## WRITTEN PROBLEM
Copy out the data lines between the line containing "white-bishop[interactable]: ♝ bbox=[114, 94, 124, 105]" and the line containing "file-label-c: C bbox=[77, 105, 89, 111]", both included, with no changes.
[START MATERIAL PROVIDED]
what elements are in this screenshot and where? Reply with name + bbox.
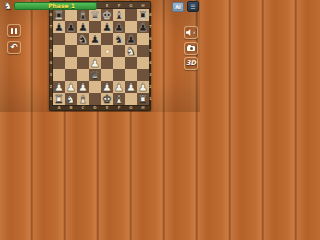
white-bishop[interactable]: ♝ bbox=[114, 94, 124, 105]
black-pawn[interactable]: ♟ bbox=[90, 34, 100, 45]
black-pawn[interactable]: ♟ bbox=[66, 22, 76, 33]
white-pawn[interactable]: ♟ bbox=[78, 82, 88, 93]
move-hint-dot bbox=[106, 50, 109, 53]
square-h8[interactable]: ♜ bbox=[137, 9, 149, 21]
square-h2[interactable]: ♟ bbox=[137, 81, 149, 93]
rank-labels-right: 87654321 bbox=[149, 9, 151, 105]
square-a4[interactable] bbox=[53, 57, 65, 69]
black-pawn[interactable]: ♟ bbox=[126, 34, 136, 45]
square-h3[interactable] bbox=[137, 69, 149, 81]
square-e1[interactable]: ♚ bbox=[101, 93, 113, 105]
rank-label-7: 7 bbox=[149, 21, 152, 33]
white-knight[interactable]: ♞ bbox=[66, 94, 76, 105]
square-c4[interactable] bbox=[77, 57, 89, 69]
square-g6[interactable]: ♟ bbox=[125, 33, 137, 45]
black-king[interactable]: ♚ bbox=[102, 10, 112, 21]
square-b8[interactable] bbox=[65, 9, 77, 21]
black-pawn[interactable]: ♟ bbox=[114, 22, 124, 33]
menu-button[interactable]: ☰ bbox=[187, 1, 199, 12]
ai-opponent-chip[interactable]: AI bbox=[172, 2, 184, 12]
phase-banner-label: Phase 1 bbox=[48, 3, 75, 9]
white-pawn[interactable]: ♟ bbox=[54, 82, 64, 93]
square-c1[interactable]: ♝ bbox=[77, 93, 89, 105]
square-f3[interactable] bbox=[113, 69, 125, 81]
square-a6[interactable] bbox=[53, 33, 65, 45]
camera-icon bbox=[187, 46, 195, 51]
rank-label-6: 6 bbox=[149, 33, 152, 45]
board-grid[interactable]: ♜♝♛♚♝♜♟♟♟♟♟♟♞♟♞♟♞♟♛♟♟♟♟♟♟♟♜♞♝♚♝♜ bbox=[53, 9, 149, 105]
square-c5[interactable] bbox=[77, 45, 89, 57]
square-b2[interactable]: ♟ bbox=[65, 81, 77, 93]
rank-label-1: 1 bbox=[149, 93, 152, 105]
black-bishop[interactable]: ♝ bbox=[114, 10, 124, 21]
file-label-a: A bbox=[53, 105, 65, 111]
square-d3[interactable]: ♛ bbox=[89, 69, 101, 81]
square-f2[interactable]: ♟ bbox=[113, 81, 125, 93]
white-king[interactable]: ♚ bbox=[102, 94, 112, 105]
file-label-g: G bbox=[125, 105, 137, 111]
square-a8[interactable]: ♜ bbox=[53, 9, 65, 21]
white-knight[interactable]: ♞ bbox=[126, 46, 136, 57]
file-label-c: C bbox=[77, 105, 89, 111]
phase-banner: Phase 1 bbox=[14, 2, 97, 10]
square-f4[interactable] bbox=[113, 57, 125, 69]
square-d5[interactable] bbox=[89, 45, 101, 57]
square-b5[interactable] bbox=[65, 45, 77, 57]
white-pawn[interactable]: ♟ bbox=[126, 82, 136, 93]
rank-label-5: 5 bbox=[149, 45, 152, 57]
square-e3[interactable] bbox=[101, 69, 113, 81]
square-d2[interactable] bbox=[89, 81, 101, 93]
file-label-b: B bbox=[65, 105, 77, 111]
white-queen[interactable]: ♛ bbox=[90, 70, 100, 81]
black-rook[interactable]: ♜ bbox=[138, 10, 148, 21]
black-bishop[interactable]: ♝ bbox=[78, 10, 88, 21]
square-d6[interactable]: ♟ bbox=[89, 33, 101, 45]
speaker-icon bbox=[186, 29, 192, 36]
square-f1[interactable]: ♝ bbox=[113, 93, 125, 105]
file-labels-bottom: ABCDEFGH bbox=[53, 105, 149, 111]
black-rook[interactable]: ♜ bbox=[54, 10, 64, 21]
square-g3[interactable] bbox=[125, 69, 137, 81]
black-knight[interactable]: ♞ bbox=[78, 34, 88, 45]
square-g4[interactable] bbox=[125, 57, 137, 69]
black-pawn[interactable]: ♟ bbox=[54, 22, 64, 33]
file-label-g: G bbox=[125, 2, 137, 9]
square-e4[interactable] bbox=[101, 57, 113, 69]
square-d7[interactable] bbox=[89, 21, 101, 33]
file-label-f: F bbox=[113, 105, 125, 111]
menu-icon: ☰ bbox=[190, 3, 195, 10]
square-b7[interactable]: ♟ bbox=[65, 21, 77, 33]
square-h7[interactable]: ♟ bbox=[137, 21, 149, 33]
square-f5[interactable] bbox=[113, 45, 125, 57]
square-f7[interactable]: ♟ bbox=[113, 21, 125, 33]
square-b4[interactable] bbox=[65, 57, 77, 69]
rank-label-2: 2 bbox=[149, 81, 152, 93]
square-a7[interactable]: ♟ bbox=[53, 21, 65, 33]
file-label-e: E bbox=[101, 105, 113, 111]
square-h4[interactable] bbox=[137, 57, 149, 69]
3d-view-button[interactable]: 3D bbox=[184, 57, 198, 70]
black-pawn[interactable]: ♟ bbox=[78, 22, 88, 33]
square-d1[interactable] bbox=[89, 93, 101, 105]
square-a3[interactable] bbox=[53, 69, 65, 81]
file-label-h: H bbox=[137, 105, 149, 111]
square-b3[interactable] bbox=[65, 69, 77, 81]
rank-label-3: 3 bbox=[149, 69, 152, 81]
white-pawn[interactable]: ♟ bbox=[114, 82, 124, 93]
black-knight[interactable]: ♞ bbox=[114, 34, 124, 45]
rank-label-4: 4 bbox=[149, 57, 152, 69]
mute-x-icon: × bbox=[193, 31, 196, 35]
square-b6[interactable] bbox=[65, 33, 77, 45]
square-a2[interactable]: ♟ bbox=[53, 81, 65, 93]
square-g7[interactable] bbox=[125, 21, 137, 33]
square-e2[interactable]: ♟ bbox=[101, 81, 113, 93]
white-rook[interactable]: ♜ bbox=[138, 94, 148, 105]
black-pawn[interactable]: ♟ bbox=[102, 22, 112, 33]
square-d8[interactable]: ♛ bbox=[89, 9, 101, 21]
white-bishop[interactable]: ♝ bbox=[78, 94, 88, 105]
white-pawn[interactable]: ♟ bbox=[102, 82, 112, 93]
square-e6[interactable] bbox=[101, 33, 113, 45]
white-pawn[interactable]: ♟ bbox=[138, 82, 148, 93]
square-c6[interactable]: ♞ bbox=[77, 33, 89, 45]
square-g8[interactable] bbox=[125, 9, 137, 21]
sound-mute-button[interactable]: × bbox=[184, 26, 198, 39]
square-e7[interactable]: ♟ bbox=[101, 21, 113, 33]
file-label-e: E bbox=[101, 2, 113, 9]
square-c7[interactable]: ♟ bbox=[77, 21, 89, 33]
square-c3[interactable] bbox=[77, 69, 89, 81]
camera-screenshot-button[interactable] bbox=[184, 42, 198, 55]
undo-button[interactable]: ↶ bbox=[7, 41, 21, 54]
square-d4[interactable]: ♟ bbox=[89, 57, 101, 69]
white-pawn[interactable]: ♟ bbox=[66, 82, 76, 93]
square-e8[interactable]: ♚ bbox=[101, 9, 113, 21]
square-a1[interactable]: ♜ bbox=[53, 93, 65, 105]
square-g5[interactable]: ♞ bbox=[125, 45, 137, 57]
square-f6[interactable]: ♞ bbox=[113, 33, 125, 45]
square-g2[interactable]: ♟ bbox=[125, 81, 137, 93]
file-label-f: F bbox=[113, 2, 125, 9]
undo-arrow-icon: ↶ bbox=[10, 43, 18, 52]
square-e5[interactable] bbox=[101, 45, 113, 57]
3d-label: 3D bbox=[186, 60, 196, 67]
square-b1[interactable]: ♞ bbox=[65, 93, 77, 105]
square-c2[interactable]: ♟ bbox=[77, 81, 89, 93]
square-h5[interactable] bbox=[137, 45, 149, 57]
square-g1[interactable] bbox=[125, 93, 137, 105]
square-h1[interactable]: ♜ bbox=[137, 93, 149, 105]
black-pawn[interactable]: ♟ bbox=[138, 22, 148, 33]
file-label-h: H bbox=[137, 2, 149, 9]
rank-label-8: 8 bbox=[149, 9, 152, 21]
pause-button[interactable] bbox=[7, 24, 21, 37]
square-h6[interactable] bbox=[137, 33, 149, 45]
square-a5[interactable] bbox=[53, 45, 65, 57]
chess-board: ABCDEFGH 87654321 ♜♝♛♚♝♜♟♟♟♟♟♟♞♟♞♟♞♟♛♟♟♟… bbox=[49, 1, 151, 111]
square-f8[interactable]: ♝ bbox=[113, 9, 125, 21]
white-pawn[interactable]: ♟ bbox=[90, 58, 100, 69]
pause-icon bbox=[11, 28, 13, 34]
player-knight-badge-icon: ♞ bbox=[2, 0, 14, 12]
white-rook[interactable]: ♜ bbox=[54, 94, 64, 105]
black-queen[interactable]: ♛ bbox=[90, 10, 100, 21]
square-c8[interactable]: ♝ bbox=[77, 9, 89, 21]
file-label-d: D bbox=[89, 105, 101, 111]
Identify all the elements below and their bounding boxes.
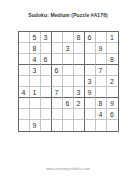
cell-r1c8[interactable] xyxy=(96,32,107,43)
cell-r4c8: 7 xyxy=(96,65,107,76)
cell-r7c8: 8 xyxy=(96,98,107,109)
cell-r2c8: 9 xyxy=(96,43,107,54)
cell-r7c5: 6 xyxy=(63,98,74,109)
cell-r9c9[interactable] xyxy=(107,120,118,131)
cell-r3c7[interactable] xyxy=(85,54,96,65)
cell-r3c4[interactable] xyxy=(52,54,63,65)
cell-r7c1[interactable] xyxy=(19,98,30,109)
cell-r4c6[interactable] xyxy=(74,65,85,76)
cell-r2c2: 8 xyxy=(30,43,41,54)
cell-r1c9: 1 xyxy=(107,32,118,43)
cell-r4c2: 3 xyxy=(30,65,41,76)
cell-r3c3: 6 xyxy=(41,54,52,65)
cell-r3c1[interactable] xyxy=(19,54,30,65)
cell-r9c4[interactable] xyxy=(52,120,63,131)
cell-r9c8[interactable] xyxy=(96,120,107,131)
cell-r9c5[interactable] xyxy=(63,120,74,131)
cell-r6c1: 4 xyxy=(19,87,30,98)
cell-r2c3[interactable] xyxy=(41,43,52,54)
cell-r3c9: 8 xyxy=(107,54,118,65)
cell-r3c6[interactable] xyxy=(74,54,85,65)
cell-r5c6[interactable] xyxy=(74,76,85,87)
cell-r1c2: 5 xyxy=(30,32,41,43)
cell-r8c4[interactable] xyxy=(52,109,63,120)
footer-url: www.printmysudoku.com xyxy=(0,166,136,171)
cell-r6c4: 7 xyxy=(52,87,63,98)
cell-r2c1[interactable] xyxy=(19,43,30,54)
cell-r4c4: 6 xyxy=(52,65,63,76)
cell-r4c9[interactable] xyxy=(107,65,118,76)
cell-r5c2[interactable] xyxy=(30,76,41,87)
cell-r9c7[interactable] xyxy=(85,120,96,131)
cell-r3c8[interactable] xyxy=(96,54,107,65)
cell-r9c6[interactable] xyxy=(74,120,85,131)
cell-r8c1[interactable] xyxy=(19,109,30,120)
cell-r4c5[interactable] xyxy=(63,65,74,76)
cell-r6c5[interactable] xyxy=(63,87,74,98)
puzzle-title: Sudoku: Medium (Puzzle #A176) xyxy=(0,0,136,18)
cell-r9c1[interactable] xyxy=(19,120,30,131)
cell-r4c3[interactable] xyxy=(41,65,52,76)
cell-r7c6: 2 xyxy=(74,98,85,109)
cell-r5c8[interactable] xyxy=(96,76,107,87)
cell-r5c3[interactable] xyxy=(41,76,52,87)
cell-r8c9: 6 xyxy=(107,109,118,120)
cell-r8c6[interactable] xyxy=(74,109,85,120)
cell-r6c2: 1 xyxy=(30,87,41,98)
cell-r5c5[interactable] xyxy=(63,76,74,87)
cell-r1c3: 3 xyxy=(41,32,52,43)
cell-r6c6: 3 xyxy=(74,87,85,98)
cell-r1c5[interactable] xyxy=(63,32,74,43)
cell-r4c7[interactable] xyxy=(85,65,96,76)
sudoku-board: 5386183946836732417396289469 xyxy=(18,31,119,132)
cell-r2c7[interactable] xyxy=(85,43,96,54)
cell-r6c7: 9 xyxy=(85,87,96,98)
cell-r6c9[interactable] xyxy=(107,87,118,98)
cell-r5c7: 3 xyxy=(85,76,96,87)
cell-r1c4[interactable] xyxy=(52,32,63,43)
cell-r8c8: 4 xyxy=(96,109,107,120)
cell-r1c1[interactable] xyxy=(19,32,30,43)
cell-r1c6: 8 xyxy=(74,32,85,43)
cell-r9c3[interactable] xyxy=(41,120,52,131)
cell-r3c2: 4 xyxy=(30,54,41,65)
cell-r7c2[interactable] xyxy=(30,98,41,109)
cell-r5c4[interactable] xyxy=(52,76,63,87)
cell-r3c5[interactable] xyxy=(63,54,74,65)
cell-r9c2: 9 xyxy=(30,120,41,131)
cell-r8c7[interactable] xyxy=(85,109,96,120)
cell-r2c5: 3 xyxy=(63,43,74,54)
cell-r2c6[interactable] xyxy=(74,43,85,54)
cell-r1c7: 6 xyxy=(85,32,96,43)
cell-r5c9: 2 xyxy=(107,76,118,87)
cell-r6c8[interactable] xyxy=(96,87,107,98)
cell-r4c1[interactable] xyxy=(19,65,30,76)
cell-r2c4[interactable] xyxy=(52,43,63,54)
cell-r8c3[interactable] xyxy=(41,109,52,120)
cell-r7c9: 9 xyxy=(107,98,118,109)
cell-r5c1[interactable] xyxy=(19,76,30,87)
cell-r8c2[interactable] xyxy=(30,109,41,120)
cell-r8c5[interactable] xyxy=(63,109,74,120)
cell-r7c3[interactable] xyxy=(41,98,52,109)
cell-r2c9[interactable] xyxy=(107,43,118,54)
cell-r6c3[interactable] xyxy=(41,87,52,98)
cell-r7c4[interactable] xyxy=(52,98,63,109)
cell-r7c7[interactable] xyxy=(85,98,96,109)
[END MATERIAL PROVIDED]
## SOLUTION FOR THIS PROBLEM
white-bishop[interactable]: ♝ bbox=[114, 94, 124, 105]
black-pawn[interactable]: ♟ bbox=[90, 34, 100, 45]
black-pawn[interactable]: ♟ bbox=[66, 22, 76, 33]
white-pawn[interactable]: ♟ bbox=[78, 82, 88, 93]
move-hint-dot bbox=[106, 50, 109, 53]
square-h8[interactable]: ♜ bbox=[137, 9, 149, 21]
square-h2[interactable]: ♟ bbox=[137, 81, 149, 93]
rank-labels-right: 87654321 bbox=[149, 9, 151, 105]
square-a4[interactable] bbox=[53, 57, 65, 69]
black-pawn[interactable]: ♟ bbox=[126, 34, 136, 45]
square-h3[interactable] bbox=[137, 69, 149, 81]
square-e1[interactable]: ♚ bbox=[101, 93, 113, 105]
rank-label-7: 7 bbox=[149, 21, 152, 33]
white-knight[interactable]: ♞ bbox=[66, 94, 76, 105]
square-c4[interactable] bbox=[77, 57, 89, 69]
square-g6[interactable]: ♟ bbox=[125, 33, 137, 45]
black-king[interactable]: ♚ bbox=[102, 10, 112, 21]
square-b8[interactable] bbox=[65, 9, 77, 21]
black-pawn[interactable]: ♟ bbox=[114, 22, 124, 33]
menu-button[interactable]: ☰ bbox=[187, 1, 199, 12]
ai-opponent-chip[interactable]: AI bbox=[172, 2, 184, 12]
phase-banner-label: Phase 1 bbox=[48, 3, 75, 9]
white-pawn[interactable]: ♟ bbox=[54, 82, 64, 93]
square-c1[interactable]: ♝ bbox=[77, 93, 89, 105]
square-f3[interactable] bbox=[113, 69, 125, 81]
square-a6[interactable] bbox=[53, 33, 65, 45]
camera-icon bbox=[187, 46, 195, 51]
rank-label-6: 6 bbox=[149, 33, 152, 45]
board-grid[interactable]: ♜♝♛♚♝♜♟♟♟♟♟♟♞♟♞♟♞♟♛♟♟♟♟♟♟♟♜♞♝♚♝♜ bbox=[53, 9, 149, 105]
square-c5[interactable] bbox=[77, 45, 89, 57]
square-b2[interactable]: ♟ bbox=[65, 81, 77, 93]
rank-label-1: 1 bbox=[149, 93, 152, 105]
black-bishop[interactable]: ♝ bbox=[114, 10, 124, 21]
file-label-a: A bbox=[53, 105, 65, 111]
square-d3[interactable]: ♛ bbox=[89, 69, 101, 81]
square-f2[interactable]: ♟ bbox=[113, 81, 125, 93]
white-king[interactable]: ♚ bbox=[102, 94, 112, 105]
file-label-g: G bbox=[125, 105, 137, 111]
square-a8[interactable]: ♜ bbox=[53, 9, 65, 21]
white-knight[interactable]: ♞ bbox=[126, 46, 136, 57]
file-label-c: C bbox=[77, 105, 89, 111]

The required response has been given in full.